**Given exercise**
Gather all lines in the entries below that include the word "Experiment".

**Exercise materials**
──────────

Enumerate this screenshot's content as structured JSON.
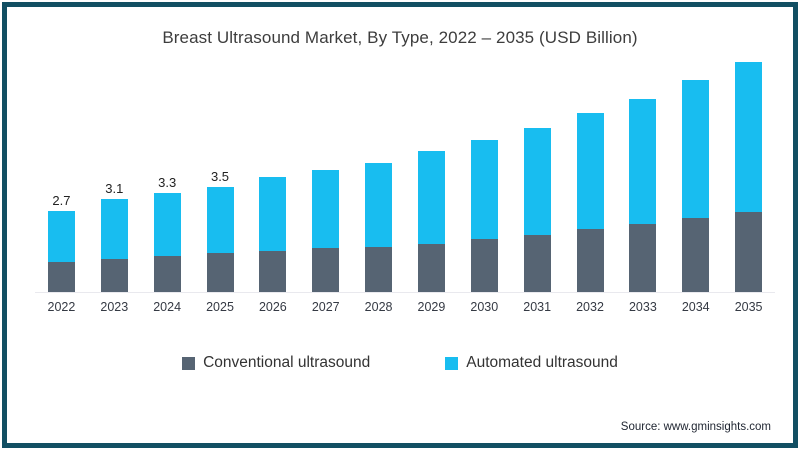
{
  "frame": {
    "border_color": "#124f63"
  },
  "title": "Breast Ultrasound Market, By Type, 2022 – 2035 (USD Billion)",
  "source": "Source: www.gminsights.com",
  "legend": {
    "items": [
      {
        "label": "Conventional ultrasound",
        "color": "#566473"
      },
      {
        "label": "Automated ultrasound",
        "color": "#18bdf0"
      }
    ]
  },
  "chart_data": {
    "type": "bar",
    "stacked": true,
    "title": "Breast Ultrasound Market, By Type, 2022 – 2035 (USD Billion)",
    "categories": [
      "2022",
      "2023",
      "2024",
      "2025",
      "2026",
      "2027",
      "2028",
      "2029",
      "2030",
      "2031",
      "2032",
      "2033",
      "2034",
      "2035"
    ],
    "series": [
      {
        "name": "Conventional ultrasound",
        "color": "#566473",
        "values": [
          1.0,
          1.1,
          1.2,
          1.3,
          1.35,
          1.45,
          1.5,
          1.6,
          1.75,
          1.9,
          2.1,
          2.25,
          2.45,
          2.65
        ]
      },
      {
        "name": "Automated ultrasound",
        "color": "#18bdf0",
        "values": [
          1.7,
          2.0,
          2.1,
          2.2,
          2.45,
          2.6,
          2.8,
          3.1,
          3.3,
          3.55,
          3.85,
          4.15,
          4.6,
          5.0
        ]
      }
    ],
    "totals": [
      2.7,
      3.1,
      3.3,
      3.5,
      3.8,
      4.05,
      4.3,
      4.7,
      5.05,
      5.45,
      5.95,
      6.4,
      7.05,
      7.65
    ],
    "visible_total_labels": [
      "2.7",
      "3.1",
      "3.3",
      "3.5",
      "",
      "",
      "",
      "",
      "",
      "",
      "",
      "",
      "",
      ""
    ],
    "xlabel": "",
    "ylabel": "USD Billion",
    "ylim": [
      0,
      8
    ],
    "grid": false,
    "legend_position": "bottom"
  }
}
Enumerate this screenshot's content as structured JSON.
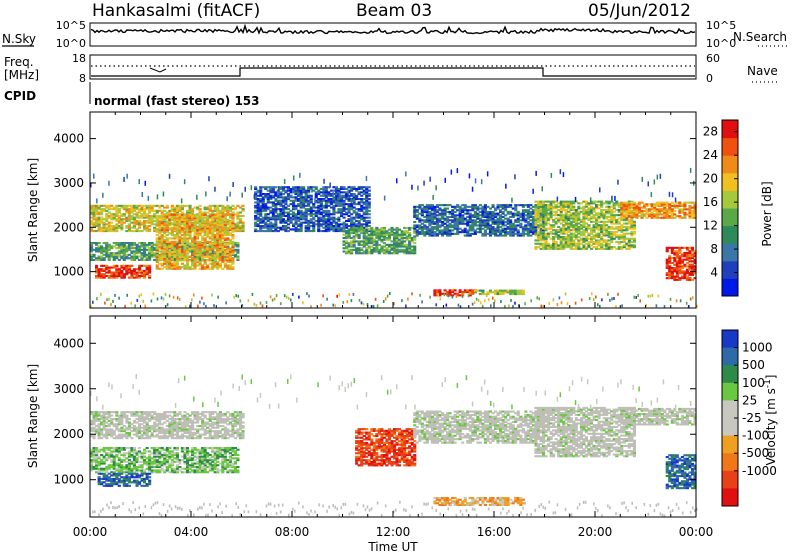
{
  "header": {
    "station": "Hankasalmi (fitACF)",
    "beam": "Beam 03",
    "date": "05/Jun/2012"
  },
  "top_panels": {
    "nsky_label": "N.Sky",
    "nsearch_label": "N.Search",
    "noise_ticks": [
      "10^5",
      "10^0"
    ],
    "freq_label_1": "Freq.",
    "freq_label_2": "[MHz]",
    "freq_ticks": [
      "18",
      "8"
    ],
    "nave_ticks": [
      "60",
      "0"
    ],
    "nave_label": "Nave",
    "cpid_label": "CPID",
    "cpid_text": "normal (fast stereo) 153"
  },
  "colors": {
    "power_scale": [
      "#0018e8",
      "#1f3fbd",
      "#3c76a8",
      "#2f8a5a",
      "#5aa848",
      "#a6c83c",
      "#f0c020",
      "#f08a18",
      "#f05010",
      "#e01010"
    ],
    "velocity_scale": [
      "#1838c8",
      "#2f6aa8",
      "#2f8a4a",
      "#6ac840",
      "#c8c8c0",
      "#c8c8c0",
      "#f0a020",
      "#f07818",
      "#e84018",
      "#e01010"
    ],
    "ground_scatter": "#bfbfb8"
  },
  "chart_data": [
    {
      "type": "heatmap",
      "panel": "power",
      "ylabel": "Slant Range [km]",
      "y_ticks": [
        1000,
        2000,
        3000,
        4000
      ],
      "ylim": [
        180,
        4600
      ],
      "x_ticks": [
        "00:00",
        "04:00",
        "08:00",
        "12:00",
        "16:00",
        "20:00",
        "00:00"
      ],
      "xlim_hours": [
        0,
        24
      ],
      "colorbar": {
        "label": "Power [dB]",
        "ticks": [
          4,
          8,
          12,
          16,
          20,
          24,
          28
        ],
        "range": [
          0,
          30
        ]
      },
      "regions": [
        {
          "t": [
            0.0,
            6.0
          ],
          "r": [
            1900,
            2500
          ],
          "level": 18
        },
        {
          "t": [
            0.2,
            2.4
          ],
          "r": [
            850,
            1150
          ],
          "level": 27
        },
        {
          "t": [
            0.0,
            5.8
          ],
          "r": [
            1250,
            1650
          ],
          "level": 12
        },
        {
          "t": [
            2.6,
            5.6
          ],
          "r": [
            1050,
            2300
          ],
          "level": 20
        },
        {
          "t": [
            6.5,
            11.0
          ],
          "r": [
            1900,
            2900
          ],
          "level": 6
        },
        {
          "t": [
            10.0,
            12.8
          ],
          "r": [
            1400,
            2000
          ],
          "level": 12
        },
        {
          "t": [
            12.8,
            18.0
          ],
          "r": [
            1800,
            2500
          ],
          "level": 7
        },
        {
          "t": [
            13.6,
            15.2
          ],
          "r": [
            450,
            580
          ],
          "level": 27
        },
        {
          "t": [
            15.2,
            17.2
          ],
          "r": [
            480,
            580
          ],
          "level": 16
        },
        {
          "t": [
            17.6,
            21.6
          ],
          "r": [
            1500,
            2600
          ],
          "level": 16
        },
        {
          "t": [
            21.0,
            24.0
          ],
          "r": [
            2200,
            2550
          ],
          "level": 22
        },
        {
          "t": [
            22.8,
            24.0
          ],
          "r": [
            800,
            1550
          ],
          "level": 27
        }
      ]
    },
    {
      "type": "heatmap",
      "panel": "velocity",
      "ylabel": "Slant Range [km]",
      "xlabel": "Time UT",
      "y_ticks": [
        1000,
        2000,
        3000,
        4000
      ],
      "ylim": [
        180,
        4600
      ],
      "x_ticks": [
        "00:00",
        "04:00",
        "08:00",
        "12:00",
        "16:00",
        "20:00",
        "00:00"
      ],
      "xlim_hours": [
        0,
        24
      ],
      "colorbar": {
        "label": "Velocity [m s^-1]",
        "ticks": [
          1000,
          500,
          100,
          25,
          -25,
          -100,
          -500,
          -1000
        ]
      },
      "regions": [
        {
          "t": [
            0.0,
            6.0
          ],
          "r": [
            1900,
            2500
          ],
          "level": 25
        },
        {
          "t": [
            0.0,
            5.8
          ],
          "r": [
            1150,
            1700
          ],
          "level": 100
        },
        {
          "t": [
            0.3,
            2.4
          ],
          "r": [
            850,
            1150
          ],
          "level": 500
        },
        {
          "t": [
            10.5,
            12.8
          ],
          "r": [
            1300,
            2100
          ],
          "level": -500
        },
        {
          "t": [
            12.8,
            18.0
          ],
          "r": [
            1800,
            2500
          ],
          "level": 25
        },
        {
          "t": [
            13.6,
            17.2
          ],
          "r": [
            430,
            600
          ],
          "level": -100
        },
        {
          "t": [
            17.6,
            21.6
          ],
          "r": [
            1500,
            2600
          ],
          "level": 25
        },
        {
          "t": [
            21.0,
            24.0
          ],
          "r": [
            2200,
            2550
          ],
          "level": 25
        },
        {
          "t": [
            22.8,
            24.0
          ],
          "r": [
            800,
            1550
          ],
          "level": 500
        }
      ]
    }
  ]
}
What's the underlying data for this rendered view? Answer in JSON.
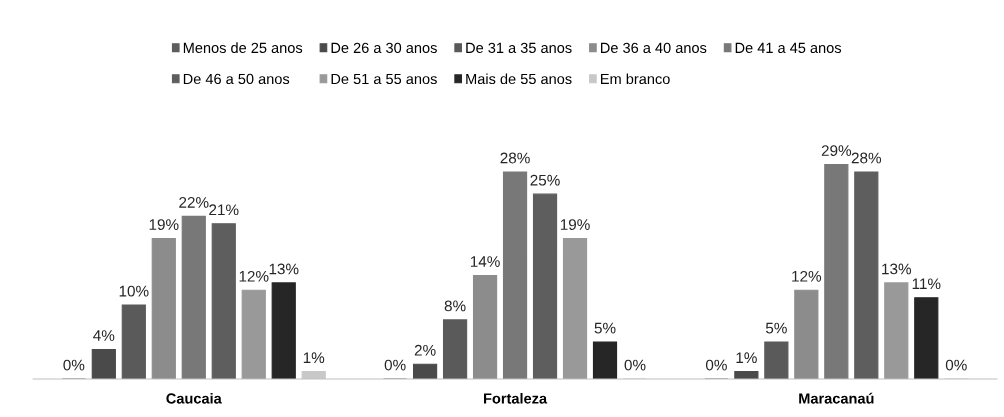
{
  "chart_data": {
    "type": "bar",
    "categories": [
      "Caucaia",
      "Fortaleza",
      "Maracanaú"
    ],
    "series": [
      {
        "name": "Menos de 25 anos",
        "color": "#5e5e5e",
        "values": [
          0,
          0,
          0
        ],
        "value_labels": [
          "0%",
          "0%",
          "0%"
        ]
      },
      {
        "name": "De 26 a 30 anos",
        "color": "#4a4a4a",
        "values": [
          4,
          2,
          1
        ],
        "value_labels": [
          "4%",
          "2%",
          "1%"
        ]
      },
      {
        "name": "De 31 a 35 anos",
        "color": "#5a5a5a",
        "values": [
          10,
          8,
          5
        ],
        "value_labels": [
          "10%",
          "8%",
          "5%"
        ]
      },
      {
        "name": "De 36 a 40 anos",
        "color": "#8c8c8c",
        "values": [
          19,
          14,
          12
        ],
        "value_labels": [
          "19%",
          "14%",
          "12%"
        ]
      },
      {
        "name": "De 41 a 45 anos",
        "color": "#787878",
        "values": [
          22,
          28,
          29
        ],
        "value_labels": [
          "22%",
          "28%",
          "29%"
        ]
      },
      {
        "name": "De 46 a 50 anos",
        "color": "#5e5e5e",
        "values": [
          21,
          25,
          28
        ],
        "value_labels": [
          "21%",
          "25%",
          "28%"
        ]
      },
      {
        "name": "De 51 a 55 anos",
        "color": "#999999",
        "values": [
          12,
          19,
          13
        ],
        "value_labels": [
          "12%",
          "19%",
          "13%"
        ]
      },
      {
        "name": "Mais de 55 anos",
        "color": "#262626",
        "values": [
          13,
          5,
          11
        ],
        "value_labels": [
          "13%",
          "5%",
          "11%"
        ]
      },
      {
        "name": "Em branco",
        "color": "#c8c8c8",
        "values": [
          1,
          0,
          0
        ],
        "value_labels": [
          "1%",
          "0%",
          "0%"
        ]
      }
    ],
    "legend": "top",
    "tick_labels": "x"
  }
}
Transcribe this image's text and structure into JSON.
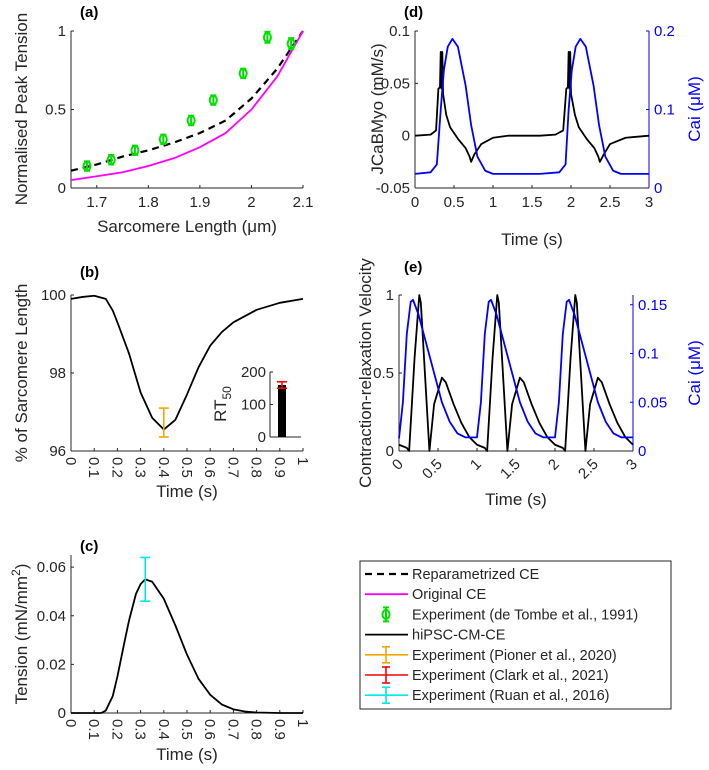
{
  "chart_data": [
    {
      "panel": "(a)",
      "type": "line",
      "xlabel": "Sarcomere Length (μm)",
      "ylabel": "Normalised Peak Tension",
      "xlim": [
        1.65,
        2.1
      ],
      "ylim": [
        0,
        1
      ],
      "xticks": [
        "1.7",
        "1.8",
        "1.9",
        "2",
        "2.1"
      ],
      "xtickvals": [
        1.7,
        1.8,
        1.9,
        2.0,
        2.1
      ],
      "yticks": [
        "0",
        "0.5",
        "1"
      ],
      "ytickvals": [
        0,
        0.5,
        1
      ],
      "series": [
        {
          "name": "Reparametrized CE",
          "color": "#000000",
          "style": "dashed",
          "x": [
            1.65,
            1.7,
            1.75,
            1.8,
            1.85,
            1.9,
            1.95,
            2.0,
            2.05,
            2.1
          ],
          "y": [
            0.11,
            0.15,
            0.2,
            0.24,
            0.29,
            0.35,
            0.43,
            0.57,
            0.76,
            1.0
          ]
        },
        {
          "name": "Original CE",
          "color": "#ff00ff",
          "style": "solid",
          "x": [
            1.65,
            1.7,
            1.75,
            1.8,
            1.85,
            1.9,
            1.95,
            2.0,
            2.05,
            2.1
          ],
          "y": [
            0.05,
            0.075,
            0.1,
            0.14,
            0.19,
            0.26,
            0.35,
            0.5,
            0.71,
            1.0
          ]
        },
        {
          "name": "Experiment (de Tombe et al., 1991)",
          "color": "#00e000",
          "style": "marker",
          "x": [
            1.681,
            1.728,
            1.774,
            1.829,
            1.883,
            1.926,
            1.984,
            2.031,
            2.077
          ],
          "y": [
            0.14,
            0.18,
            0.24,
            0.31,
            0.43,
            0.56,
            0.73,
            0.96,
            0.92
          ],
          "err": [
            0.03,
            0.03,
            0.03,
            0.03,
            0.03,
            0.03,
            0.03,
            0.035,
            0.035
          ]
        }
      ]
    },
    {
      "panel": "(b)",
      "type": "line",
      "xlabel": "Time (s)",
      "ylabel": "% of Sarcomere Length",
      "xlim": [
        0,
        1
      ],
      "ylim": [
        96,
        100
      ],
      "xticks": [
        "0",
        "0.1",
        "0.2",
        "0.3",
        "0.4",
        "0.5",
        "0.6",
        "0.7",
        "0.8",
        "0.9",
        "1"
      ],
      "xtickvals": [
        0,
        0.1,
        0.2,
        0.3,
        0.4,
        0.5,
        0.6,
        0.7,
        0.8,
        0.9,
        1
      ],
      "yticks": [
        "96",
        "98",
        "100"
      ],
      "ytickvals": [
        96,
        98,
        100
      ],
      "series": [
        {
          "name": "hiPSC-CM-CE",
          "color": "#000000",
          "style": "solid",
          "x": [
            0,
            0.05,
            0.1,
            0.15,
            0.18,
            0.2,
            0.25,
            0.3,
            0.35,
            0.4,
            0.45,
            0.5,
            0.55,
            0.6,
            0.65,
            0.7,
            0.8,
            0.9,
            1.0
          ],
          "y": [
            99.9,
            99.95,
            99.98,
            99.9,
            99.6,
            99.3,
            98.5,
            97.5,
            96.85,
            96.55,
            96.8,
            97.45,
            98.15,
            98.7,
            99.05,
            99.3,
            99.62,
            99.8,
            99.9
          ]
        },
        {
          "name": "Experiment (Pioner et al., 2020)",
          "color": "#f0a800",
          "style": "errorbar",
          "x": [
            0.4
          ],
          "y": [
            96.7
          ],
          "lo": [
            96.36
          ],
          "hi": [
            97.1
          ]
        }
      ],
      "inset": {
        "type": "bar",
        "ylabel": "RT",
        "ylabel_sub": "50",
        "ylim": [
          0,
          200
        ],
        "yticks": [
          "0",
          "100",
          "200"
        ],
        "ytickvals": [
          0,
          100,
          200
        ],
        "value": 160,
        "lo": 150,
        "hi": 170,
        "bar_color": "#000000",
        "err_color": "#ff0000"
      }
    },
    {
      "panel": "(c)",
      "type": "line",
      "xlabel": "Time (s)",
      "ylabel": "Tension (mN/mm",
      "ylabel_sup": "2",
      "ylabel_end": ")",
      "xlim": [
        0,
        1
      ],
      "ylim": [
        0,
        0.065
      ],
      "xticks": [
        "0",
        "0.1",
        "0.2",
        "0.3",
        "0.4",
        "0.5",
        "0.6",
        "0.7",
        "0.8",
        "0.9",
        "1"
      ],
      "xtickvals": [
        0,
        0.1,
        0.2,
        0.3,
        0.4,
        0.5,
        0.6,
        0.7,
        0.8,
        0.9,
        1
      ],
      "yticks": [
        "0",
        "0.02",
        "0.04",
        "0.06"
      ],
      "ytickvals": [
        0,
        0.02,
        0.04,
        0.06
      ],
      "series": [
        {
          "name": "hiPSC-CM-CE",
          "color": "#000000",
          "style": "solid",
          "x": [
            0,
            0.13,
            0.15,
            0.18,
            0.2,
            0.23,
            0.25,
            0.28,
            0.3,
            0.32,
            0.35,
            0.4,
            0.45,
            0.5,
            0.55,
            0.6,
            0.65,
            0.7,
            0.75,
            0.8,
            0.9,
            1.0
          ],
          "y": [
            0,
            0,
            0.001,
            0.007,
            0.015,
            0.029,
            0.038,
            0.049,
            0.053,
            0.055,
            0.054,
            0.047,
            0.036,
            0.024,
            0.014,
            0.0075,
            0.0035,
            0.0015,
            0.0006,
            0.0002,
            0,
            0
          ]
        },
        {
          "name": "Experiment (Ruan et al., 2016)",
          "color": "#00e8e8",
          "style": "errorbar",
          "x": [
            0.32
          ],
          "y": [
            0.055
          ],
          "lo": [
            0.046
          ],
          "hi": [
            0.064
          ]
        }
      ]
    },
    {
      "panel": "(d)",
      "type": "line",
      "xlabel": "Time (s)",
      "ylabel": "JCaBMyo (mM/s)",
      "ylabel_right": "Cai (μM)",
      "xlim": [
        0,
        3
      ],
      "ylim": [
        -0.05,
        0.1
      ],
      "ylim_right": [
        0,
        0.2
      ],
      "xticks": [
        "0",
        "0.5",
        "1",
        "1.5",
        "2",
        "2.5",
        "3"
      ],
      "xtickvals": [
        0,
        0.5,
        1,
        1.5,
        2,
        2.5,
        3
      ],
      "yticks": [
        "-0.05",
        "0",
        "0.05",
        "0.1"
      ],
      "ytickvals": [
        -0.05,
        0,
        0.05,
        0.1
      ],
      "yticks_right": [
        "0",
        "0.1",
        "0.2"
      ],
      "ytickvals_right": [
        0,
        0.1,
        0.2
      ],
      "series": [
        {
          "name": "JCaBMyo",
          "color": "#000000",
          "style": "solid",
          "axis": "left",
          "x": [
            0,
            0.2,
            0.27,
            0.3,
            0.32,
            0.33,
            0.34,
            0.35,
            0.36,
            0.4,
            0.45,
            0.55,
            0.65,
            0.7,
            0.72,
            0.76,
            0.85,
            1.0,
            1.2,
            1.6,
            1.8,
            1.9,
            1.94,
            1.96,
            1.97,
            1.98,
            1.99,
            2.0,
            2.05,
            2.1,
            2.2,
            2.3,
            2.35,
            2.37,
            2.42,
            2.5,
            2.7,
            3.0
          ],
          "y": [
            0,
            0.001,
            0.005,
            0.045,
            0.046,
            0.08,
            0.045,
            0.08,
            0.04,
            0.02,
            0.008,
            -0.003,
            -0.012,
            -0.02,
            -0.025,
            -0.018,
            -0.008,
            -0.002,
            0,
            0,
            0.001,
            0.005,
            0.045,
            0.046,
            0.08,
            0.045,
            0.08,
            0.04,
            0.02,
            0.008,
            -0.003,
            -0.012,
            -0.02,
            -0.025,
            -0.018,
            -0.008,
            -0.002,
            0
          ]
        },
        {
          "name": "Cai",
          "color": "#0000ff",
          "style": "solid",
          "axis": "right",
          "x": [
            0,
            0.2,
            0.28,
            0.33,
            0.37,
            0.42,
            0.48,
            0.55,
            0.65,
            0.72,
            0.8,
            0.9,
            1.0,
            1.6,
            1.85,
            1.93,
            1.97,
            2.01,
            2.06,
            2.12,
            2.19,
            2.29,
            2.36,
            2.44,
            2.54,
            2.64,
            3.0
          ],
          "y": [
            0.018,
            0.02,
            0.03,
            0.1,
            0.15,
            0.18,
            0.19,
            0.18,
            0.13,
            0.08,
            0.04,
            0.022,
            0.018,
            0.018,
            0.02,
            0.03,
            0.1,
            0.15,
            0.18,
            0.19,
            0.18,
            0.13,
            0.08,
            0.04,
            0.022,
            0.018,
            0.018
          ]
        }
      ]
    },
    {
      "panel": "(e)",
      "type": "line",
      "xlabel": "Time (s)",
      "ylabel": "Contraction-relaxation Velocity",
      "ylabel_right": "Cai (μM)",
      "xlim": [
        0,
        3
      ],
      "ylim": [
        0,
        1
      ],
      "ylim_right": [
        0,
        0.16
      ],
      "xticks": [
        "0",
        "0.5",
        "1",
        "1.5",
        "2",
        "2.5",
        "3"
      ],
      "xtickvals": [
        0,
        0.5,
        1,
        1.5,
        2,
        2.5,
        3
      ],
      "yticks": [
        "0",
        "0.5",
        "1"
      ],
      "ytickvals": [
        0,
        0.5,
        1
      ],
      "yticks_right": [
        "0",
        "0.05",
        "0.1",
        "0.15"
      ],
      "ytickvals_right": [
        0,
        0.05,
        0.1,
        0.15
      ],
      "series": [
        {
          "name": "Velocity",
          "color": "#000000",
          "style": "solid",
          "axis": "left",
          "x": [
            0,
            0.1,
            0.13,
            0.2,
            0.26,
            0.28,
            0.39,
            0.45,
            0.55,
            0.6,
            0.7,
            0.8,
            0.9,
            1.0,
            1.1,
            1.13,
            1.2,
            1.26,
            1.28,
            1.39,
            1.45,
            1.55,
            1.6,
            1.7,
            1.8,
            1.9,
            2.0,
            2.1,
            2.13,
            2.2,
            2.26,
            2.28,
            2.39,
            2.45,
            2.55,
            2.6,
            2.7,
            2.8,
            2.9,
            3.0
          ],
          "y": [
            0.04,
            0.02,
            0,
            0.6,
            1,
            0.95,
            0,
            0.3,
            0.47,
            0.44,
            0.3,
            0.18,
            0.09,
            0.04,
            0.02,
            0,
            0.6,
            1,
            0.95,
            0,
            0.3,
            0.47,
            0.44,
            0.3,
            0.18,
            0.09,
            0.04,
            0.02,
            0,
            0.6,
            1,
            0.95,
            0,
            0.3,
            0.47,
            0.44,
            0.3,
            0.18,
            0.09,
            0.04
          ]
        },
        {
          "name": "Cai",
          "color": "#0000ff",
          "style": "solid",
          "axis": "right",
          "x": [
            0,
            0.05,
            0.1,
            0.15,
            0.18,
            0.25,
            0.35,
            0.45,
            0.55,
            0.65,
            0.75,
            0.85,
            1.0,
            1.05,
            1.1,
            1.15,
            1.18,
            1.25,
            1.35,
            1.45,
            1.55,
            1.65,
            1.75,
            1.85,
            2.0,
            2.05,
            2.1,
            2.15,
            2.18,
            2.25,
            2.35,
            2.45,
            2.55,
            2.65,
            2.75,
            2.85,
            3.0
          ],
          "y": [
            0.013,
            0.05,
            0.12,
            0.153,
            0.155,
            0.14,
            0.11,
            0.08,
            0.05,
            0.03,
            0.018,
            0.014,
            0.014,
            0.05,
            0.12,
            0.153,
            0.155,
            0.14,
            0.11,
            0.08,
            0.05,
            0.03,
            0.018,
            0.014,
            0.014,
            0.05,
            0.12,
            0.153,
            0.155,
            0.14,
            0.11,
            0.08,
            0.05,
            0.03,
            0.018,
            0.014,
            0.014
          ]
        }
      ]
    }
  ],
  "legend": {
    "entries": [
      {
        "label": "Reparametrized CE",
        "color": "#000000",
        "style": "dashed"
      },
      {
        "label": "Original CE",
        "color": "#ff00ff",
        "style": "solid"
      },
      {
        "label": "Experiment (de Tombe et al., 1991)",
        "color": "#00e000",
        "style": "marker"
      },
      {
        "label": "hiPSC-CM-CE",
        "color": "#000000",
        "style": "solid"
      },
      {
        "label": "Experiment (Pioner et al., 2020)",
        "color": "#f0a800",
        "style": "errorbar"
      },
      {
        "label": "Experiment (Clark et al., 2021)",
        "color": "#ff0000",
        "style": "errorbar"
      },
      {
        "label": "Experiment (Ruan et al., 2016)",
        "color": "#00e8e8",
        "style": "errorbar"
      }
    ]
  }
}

──────────

**Completed task**
          "name": "Experiment (de Tombe et al., 1991)",
          "name": "Experiment (Pioner et al., 2020)",
          "name": "Experiment (Ruan et al., 2016)",
        "label": "Experiment (de Tombe et al., 1991)",
        "label": "Experiment (Pioner et al., 2020)",
        "label": "Experiment (Clark et al., 2021)",
        "label": "Experiment (Ruan et al., 2016)",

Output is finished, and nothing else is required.